Job:
In the records below, pick out all lines containing the word "need".

Input:

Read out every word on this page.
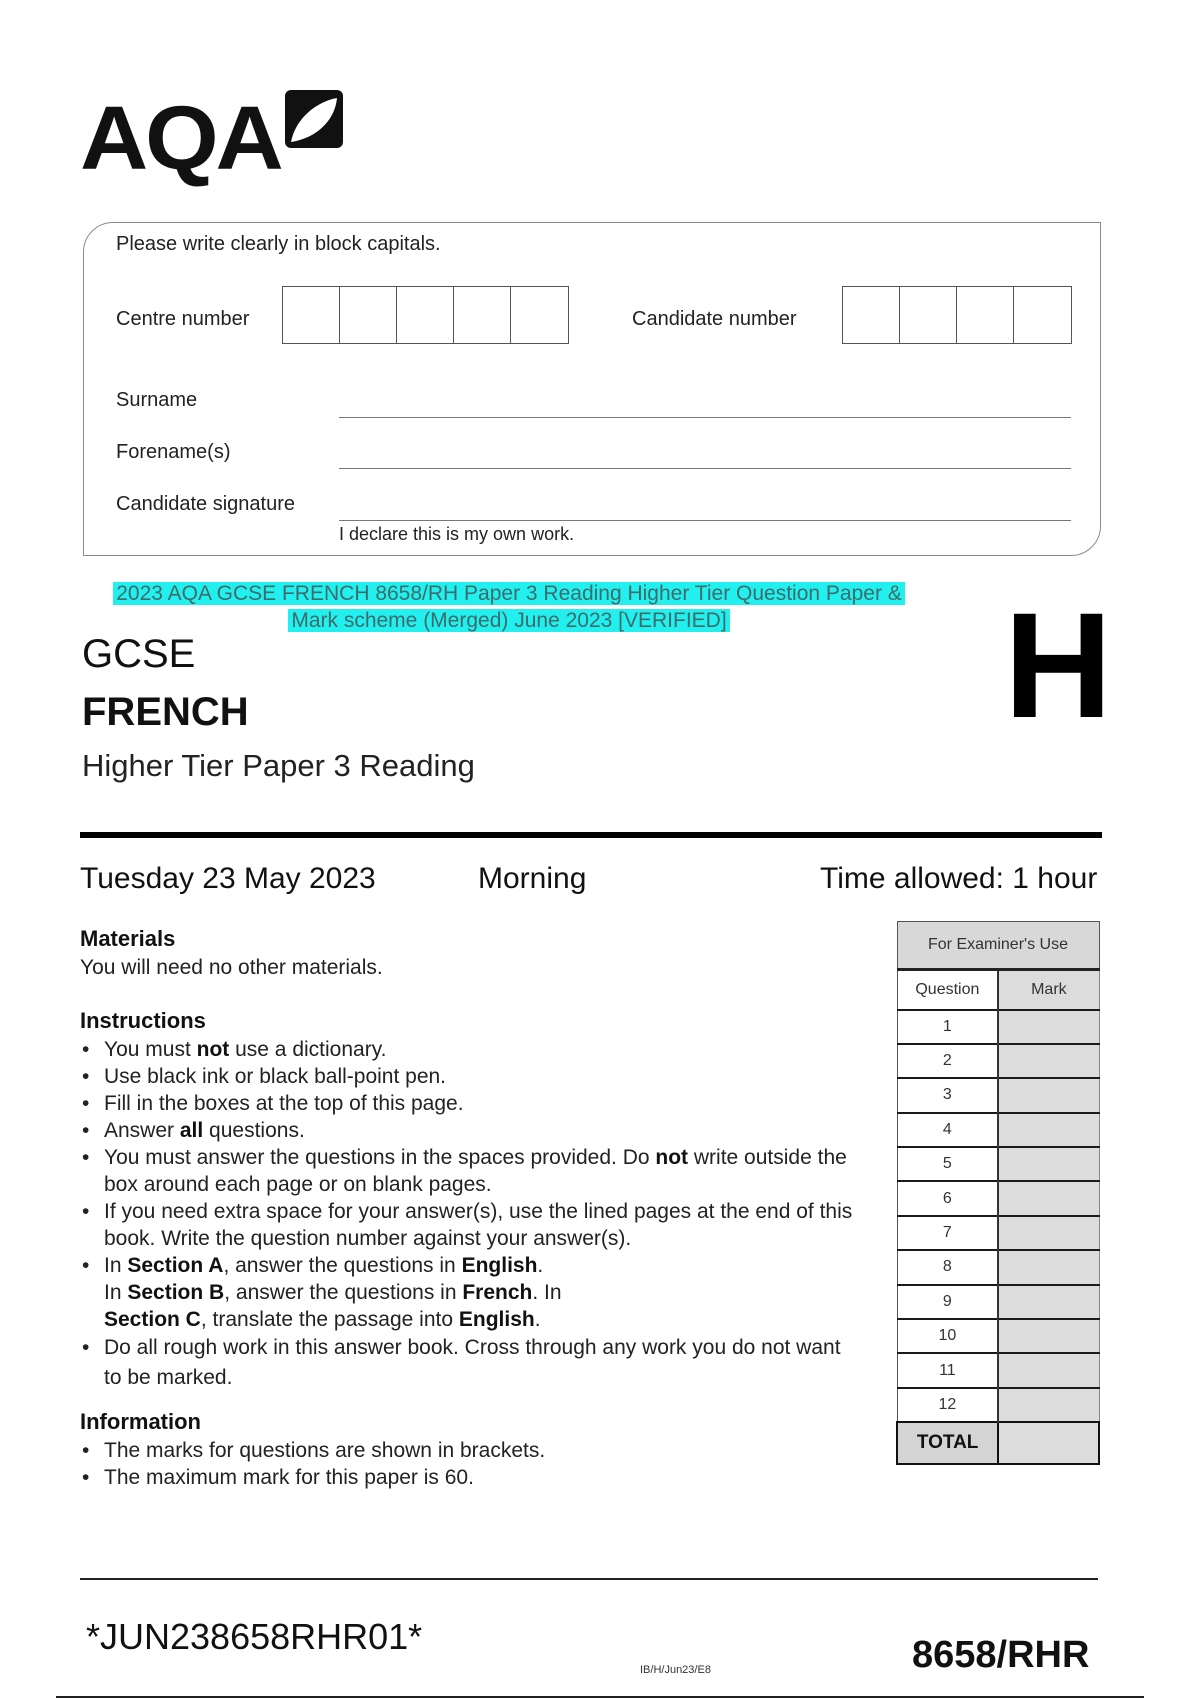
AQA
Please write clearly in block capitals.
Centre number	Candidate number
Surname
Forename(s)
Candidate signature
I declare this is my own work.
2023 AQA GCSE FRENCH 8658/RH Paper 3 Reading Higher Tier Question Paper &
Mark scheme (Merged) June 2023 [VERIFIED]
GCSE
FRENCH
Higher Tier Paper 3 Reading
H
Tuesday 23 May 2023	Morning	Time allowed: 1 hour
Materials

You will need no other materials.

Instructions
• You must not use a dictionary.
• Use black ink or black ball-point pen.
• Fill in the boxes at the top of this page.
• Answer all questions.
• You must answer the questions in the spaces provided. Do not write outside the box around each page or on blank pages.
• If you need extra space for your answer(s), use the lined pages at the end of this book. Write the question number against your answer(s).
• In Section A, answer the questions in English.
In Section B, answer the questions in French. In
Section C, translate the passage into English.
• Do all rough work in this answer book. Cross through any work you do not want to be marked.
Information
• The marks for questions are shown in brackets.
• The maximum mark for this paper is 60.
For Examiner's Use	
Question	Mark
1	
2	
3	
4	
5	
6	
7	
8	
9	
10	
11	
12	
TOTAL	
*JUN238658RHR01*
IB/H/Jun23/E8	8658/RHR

Right answer:
You will need no other materials.
• If you need extra space for your answer(s), use the lined pages at the end of this book. Write the question number against your answer(s).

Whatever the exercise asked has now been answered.